The task
Can you output the records below exactly as they are written?

[Data excerpts]
*-*-*
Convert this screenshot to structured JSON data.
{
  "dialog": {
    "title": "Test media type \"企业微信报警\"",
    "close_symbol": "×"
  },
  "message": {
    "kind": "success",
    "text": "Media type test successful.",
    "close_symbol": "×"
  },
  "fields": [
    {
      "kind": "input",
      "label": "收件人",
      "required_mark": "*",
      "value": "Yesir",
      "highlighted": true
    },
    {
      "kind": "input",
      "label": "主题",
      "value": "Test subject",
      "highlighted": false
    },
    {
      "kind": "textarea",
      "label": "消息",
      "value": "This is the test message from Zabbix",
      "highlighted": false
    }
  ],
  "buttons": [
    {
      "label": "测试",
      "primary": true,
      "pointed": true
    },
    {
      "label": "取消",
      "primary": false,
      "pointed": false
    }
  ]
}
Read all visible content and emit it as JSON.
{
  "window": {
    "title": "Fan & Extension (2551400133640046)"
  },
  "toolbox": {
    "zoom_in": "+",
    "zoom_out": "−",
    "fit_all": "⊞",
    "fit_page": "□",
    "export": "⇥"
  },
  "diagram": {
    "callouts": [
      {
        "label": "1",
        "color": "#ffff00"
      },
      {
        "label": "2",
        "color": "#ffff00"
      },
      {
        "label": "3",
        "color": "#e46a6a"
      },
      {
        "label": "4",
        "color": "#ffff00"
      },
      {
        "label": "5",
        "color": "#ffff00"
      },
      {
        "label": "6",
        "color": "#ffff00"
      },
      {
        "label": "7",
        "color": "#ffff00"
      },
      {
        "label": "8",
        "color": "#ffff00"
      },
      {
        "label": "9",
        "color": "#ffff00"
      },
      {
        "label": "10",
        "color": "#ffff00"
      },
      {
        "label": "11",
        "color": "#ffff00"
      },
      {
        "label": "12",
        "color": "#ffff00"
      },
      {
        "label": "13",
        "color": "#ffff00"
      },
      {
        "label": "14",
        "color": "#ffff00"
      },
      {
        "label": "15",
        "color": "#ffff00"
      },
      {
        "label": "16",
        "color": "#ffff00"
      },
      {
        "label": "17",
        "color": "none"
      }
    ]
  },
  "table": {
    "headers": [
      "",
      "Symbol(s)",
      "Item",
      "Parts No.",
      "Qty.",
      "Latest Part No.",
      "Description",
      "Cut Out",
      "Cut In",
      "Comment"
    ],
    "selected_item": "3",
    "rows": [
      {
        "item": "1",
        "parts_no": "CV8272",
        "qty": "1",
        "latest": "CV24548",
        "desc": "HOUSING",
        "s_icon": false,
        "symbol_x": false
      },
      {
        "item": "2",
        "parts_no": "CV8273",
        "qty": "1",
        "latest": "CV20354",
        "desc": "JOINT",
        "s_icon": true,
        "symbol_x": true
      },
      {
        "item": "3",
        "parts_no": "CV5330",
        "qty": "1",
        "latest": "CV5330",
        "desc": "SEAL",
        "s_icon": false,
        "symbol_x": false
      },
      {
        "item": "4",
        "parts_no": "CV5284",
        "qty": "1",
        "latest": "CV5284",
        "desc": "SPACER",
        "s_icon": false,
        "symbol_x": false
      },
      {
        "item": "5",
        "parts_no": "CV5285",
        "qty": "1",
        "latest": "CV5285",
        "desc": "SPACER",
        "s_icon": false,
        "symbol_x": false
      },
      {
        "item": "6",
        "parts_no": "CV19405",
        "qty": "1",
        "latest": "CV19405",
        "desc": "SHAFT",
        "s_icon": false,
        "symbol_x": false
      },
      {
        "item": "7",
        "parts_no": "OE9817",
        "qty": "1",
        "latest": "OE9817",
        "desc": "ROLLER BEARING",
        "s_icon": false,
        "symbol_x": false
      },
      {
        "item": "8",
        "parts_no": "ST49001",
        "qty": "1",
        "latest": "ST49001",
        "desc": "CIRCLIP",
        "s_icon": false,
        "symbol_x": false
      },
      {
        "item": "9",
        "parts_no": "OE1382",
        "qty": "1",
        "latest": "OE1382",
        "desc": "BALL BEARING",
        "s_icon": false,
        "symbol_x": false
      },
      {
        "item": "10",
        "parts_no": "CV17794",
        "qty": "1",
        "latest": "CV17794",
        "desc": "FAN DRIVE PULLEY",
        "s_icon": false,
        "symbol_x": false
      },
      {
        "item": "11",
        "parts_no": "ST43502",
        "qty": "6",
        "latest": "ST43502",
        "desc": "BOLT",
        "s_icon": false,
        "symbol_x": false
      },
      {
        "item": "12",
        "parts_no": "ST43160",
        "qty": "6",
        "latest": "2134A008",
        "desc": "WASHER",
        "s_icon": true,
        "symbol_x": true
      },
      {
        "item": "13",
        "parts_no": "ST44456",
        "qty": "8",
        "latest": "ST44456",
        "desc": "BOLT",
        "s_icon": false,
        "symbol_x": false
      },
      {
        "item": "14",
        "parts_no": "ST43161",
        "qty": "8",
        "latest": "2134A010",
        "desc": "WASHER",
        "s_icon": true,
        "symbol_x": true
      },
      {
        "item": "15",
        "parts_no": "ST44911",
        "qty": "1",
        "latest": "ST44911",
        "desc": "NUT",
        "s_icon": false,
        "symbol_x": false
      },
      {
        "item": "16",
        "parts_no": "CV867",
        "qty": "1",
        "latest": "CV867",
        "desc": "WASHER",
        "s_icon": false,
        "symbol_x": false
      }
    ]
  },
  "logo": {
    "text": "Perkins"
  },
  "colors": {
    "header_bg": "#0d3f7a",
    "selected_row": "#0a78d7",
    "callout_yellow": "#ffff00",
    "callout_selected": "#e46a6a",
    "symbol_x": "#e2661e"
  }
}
*-*-*
Answer to the task
Convert this screenshot to structured JSON data.
{
  "dialog": {
    "title": "Test media type \"企业微信报警\"",
    "close_symbol": "×"
  },
  "message": {
    "kind": "success",
    "text": "Media type test successful.",
    "close_symbol": "×"
  },
  "fields": [
    {
      "kind": "input",
      "label": "收件人",
      "required_mark": "*",
      "value": "Yesir",
      "highlighted": true
    },
    {
      "kind": "input",
      "label": "主题",
      "value": "Test subject",
      "highlighted": false
    },
    {
      "kind": "textarea",
      "label": "消息",
      "value": "This is the test message from Zabbix",
      "highlighted": false
    }
  ],
  "buttons": [
    {
      "label": "测试",
      "primary": true,
      "pointed": true
    },
    {
      "label": "取消",
      "primary": false,
      "pointed": false
    }
  ]
}
Read all visible content and emit it as JSON.
{
  "window": {
    "title": "Fan & Extension (2551400133640046)"
  },
  "toolbox": {
    "zoom_in": "+",
    "zoom_out": "−",
    "fit_all": "⊞",
    "fit_page": "□",
    "export": "⇥"
  },
  "diagram": {
    "callouts": [
      {
        "label": "1",
        "color": "#ffff00"
      },
      {
        "label": "2",
        "color": "#ffff00"
      },
      {
        "label": "3",
        "color": "#e46a6a"
      },
      {
        "label": "4",
        "color": "#ffff00"
      },
      {
        "label": "5",
        "color": "#ffff00"
      },
      {
        "label": "6",
        "color": "#ffff00"
      },
      {
        "label": "7",
        "color": "#ffff00"
      },
      {
        "label": "8",
        "color": "#ffff00"
      },
      {
        "label": "9",
        "color": "#ffff00"
      },
      {
        "label": "10",
        "color": "#ffff00"
      },
      {
        "label": "11",
        "color": "#ffff00"
      },
      {
        "label": "12",
        "color": "#ffff00"
      },
      {
        "label": "13",
        "color": "#ffff00"
      },
      {
        "label": "14",
        "color": "#ffff00"
      },
      {
        "label": "15",
        "color": "#ffff00"
      },
      {
        "label": "16",
        "color": "#ffff00"
      },
      {
        "label": "17",
        "color": "none"
      }
    ]
  },
  "table": {
    "headers": [
      "",
      "Symbol(s)",
      "Item",
      "Parts No.",
      "Qty.",
      "Latest Part No.",
      "Description",
      "Cut Out",
      "Cut In",
      "Comment"
    ],
    "selected_item": "3",
    "rows": [
      {
        "item": "1",
        "parts_no": "CV8272",
        "qty": "1",
        "latest": "CV24548",
        "desc": "HOUSING",
        "s_icon": false,
        "symbol_x": false
      },
      {
        "item": "2",
        "parts_no": "CV8273",
        "qty": "1",
        "latest": "CV20354",
        "desc": "JOINT",
        "s_icon": true,
        "symbol_x": true
      },
      {
        "item": "3",
        "parts_no": "CV5330",
        "qty": "1",
        "latest": "CV5330",
        "desc": "SEAL",
        "s_icon": false,
        "symbol_x": false
      },
      {
        "item": "4",
        "parts_no": "CV5284",
        "qty": "1",
        "latest": "CV5284",
        "desc": "SPACER",
        "s_icon": false,
        "symbol_x": false
      },
      {
        "item": "5",
        "parts_no": "CV5285",
        "qty": "1",
        "latest": "CV5285",
        "desc": "SPACER",
        "s_icon": false,
        "symbol_x": false
      },
      {
        "item": "6",
        "parts_no": "CV19405",
        "qty": "1",
        "latest": "CV19405",
        "desc": "SHAFT",
        "s_icon": false,
        "symbol_x": false
      },
      {
        "item": "7",
        "parts_no": "OE9817",
        "qty": "1",
        "latest": "OE9817",
        "desc": "ROLLER BEARING",
        "s_icon": false,
        "symbol_x": false
      },
      {
        "item": "8",
        "parts_no": "ST49001",
        "qty": "1",
        "latest": "ST49001",
        "desc": "CIRCLIP",
        "s_icon": false,
        "symbol_x": false
      },
      {
        "item": "9",
        "parts_no": "OE1382",
        "qty": "1",
        "latest": "OE1382",
        "desc": "BALL BEARING",
        "s_icon": false,
        "symbol_x": false
      },
      {
        "item": "10",
        "parts_no": "CV17794",
        "qty": "1",
        "latest": "CV17794",
        "desc": "FAN DRIVE PULLEY",
        "s_icon": false,
        "symbol_x": false
      },
      {
        "item": "11",
        "parts_no": "ST43502",
        "qty": "6",
        "latest": "ST43502",
        "desc": "BOLT",
        "s_icon": false,
        "symbol_x": false
      },
      {
        "item": "12",
        "parts_no": "ST43160",
        "qty": "6",
        "latest": "2134A008",
        "desc": "WASHER",
        "s_icon": true,
        "symbol_x": true
      },
      {
        "item": "13",
        "parts_no": "ST44456",
        "qty": "8",
        "latest": "ST44456",
        "desc": "BOLT",
        "s_icon": false,
        "symbol_x": false
      },
      {
        "item": "14",
        "parts_no": "ST43161",
        "qty": "8",
        "latest": "2134A010",
        "desc": "WASHER",
        "s_icon": true,
        "symbol_x": true
      },
      {
        "item": "15",
        "parts_no": "ST44911",
        "qty": "1",
        "latest": "ST44911",
        "desc": "NUT",
        "s_icon": false,
        "symbol_x": false
      },
      {
        "item": "16",
        "parts_no": "CV867",
        "qty": "1",
        "latest": "CV867",
        "desc": "WASHER",
        "s_icon": false,
        "symbol_x": false
      }
    ]
  },
  "logo": {
    "text": "Perkins"
  },
  "colors": {
    "header_bg": "#0d3f7a",
    "selected_row": "#0a78d7",
    "callout_yellow": "#ffff00",
    "callout_selected": "#e46a6a",
    "symbol_x": "#e2661e"
  }
}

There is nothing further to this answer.